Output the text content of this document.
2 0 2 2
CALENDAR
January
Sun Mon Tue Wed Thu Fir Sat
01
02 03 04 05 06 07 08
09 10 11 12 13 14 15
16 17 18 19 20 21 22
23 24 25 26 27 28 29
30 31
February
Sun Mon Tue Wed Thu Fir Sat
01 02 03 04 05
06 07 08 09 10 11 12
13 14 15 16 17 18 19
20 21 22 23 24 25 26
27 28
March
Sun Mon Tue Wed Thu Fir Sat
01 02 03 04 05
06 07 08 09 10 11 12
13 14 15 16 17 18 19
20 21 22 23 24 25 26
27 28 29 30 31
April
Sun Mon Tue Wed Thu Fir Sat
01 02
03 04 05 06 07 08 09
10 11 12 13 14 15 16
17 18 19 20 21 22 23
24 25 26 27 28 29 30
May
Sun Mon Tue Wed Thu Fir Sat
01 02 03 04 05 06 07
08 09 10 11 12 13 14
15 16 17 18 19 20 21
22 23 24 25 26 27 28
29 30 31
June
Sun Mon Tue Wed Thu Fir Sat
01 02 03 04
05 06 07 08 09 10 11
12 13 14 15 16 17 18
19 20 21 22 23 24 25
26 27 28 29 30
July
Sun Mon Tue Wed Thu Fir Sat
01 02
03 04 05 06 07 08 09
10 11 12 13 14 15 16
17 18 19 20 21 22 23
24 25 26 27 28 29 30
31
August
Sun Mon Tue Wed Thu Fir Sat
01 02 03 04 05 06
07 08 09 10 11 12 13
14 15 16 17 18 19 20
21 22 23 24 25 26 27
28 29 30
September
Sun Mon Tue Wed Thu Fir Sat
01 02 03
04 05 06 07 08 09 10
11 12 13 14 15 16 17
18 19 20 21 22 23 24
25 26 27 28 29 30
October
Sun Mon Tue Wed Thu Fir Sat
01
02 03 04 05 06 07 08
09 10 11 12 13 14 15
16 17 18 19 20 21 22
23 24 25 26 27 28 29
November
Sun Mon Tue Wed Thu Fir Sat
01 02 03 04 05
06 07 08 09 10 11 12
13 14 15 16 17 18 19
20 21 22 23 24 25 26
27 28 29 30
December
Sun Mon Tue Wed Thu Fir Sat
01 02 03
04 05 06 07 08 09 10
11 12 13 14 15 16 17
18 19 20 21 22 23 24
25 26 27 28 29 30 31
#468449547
══════════════════════════════
» Task instructions
Return every record, word for word.

» Result of this task
Output the text content of this document.
2 0 2 2
CALENDAR
January
Sun Mon Tue Wed Thu Fir Sat
01
02 03 04 05 06 07 08
09 10 11 12 13 14 15
16 17 18 19 20 21 22
23 24 25 26 27 28 29
30 31
February
Sun Mon Tue Wed Thu Fir Sat
01 02 03 04 05
06 07 08 09 10 11 12
13 14 15 16 17 18 19
20 21 22 23 24 25 26
27 28
March
Sun Mon Tue Wed Thu Fir Sat
01 02 03 04 05
06 07 08 09 10 11 12
13 14 15 16 17 18 19
20 21 22 23 24 25 26
27 28 29 30 31
April
Sun Mon Tue Wed Thu Fir Sat
01 02
03 04 05 06 07 08 09
10 11 12 13 14 15 16
17 18 19 20 21 22 23
24 25 26 27 28 29 30
May
Sun Mon Tue Wed Thu Fir Sat
01 02 03 04 05 06 07
08 09 10 11 12 13 14
15 16 17 18 19 20 21
22 23 24 25 26 27 28
29 30 31
June
Sun Mon Tue Wed Thu Fir Sat
01 02 03 04
05 06 07 08 09 10 11
12 13 14 15 16 17 18
19 20 21 22 23 24 25
26 27 28 29 30
July
Sun Mon Tue Wed Thu Fir Sat
01 02
03 04 05 06 07 08 09
10 11 12 13 14 15 16
17 18 19 20 21 22 23
24 25 26 27 28 29 30
31
August
Sun Mon Tue Wed Thu Fir Sat
01 02 03 04 05 06
07 08 09 10 11 12 13
14 15 16 17 18 19 20
21 22 23 24 25 26 27
28 29 30
September
Sun Mon Tue Wed Thu Fir Sat
01 02 03
04 05 06 07 08 09 10
11 12 13 14 15 16 17
18 19 20 21 22 23 24
25 26 27 28 29 30
October
Sun Mon Tue Wed Thu Fir Sat
01
02 03 04 05 06 07 08
09 10 11 12 13 14 15
16 17 18 19 20 21 22
23 24 25 26 27 28 29
November
Sun Mon Tue Wed Thu Fir Sat
01 02 03 04 05
06 07 08 09 10 11 12
13 14 15 16 17 18 19
20 21 22 23 24 25 26
27 28 29 30
December
Sun Mon Tue Wed Thu Fir Sat
01 02 03
04 05 06 07 08 09 10
11 12 13 14 15 16 17
18 19 20 21 22 23 24
25 26 27 28 29 30 31
#468449547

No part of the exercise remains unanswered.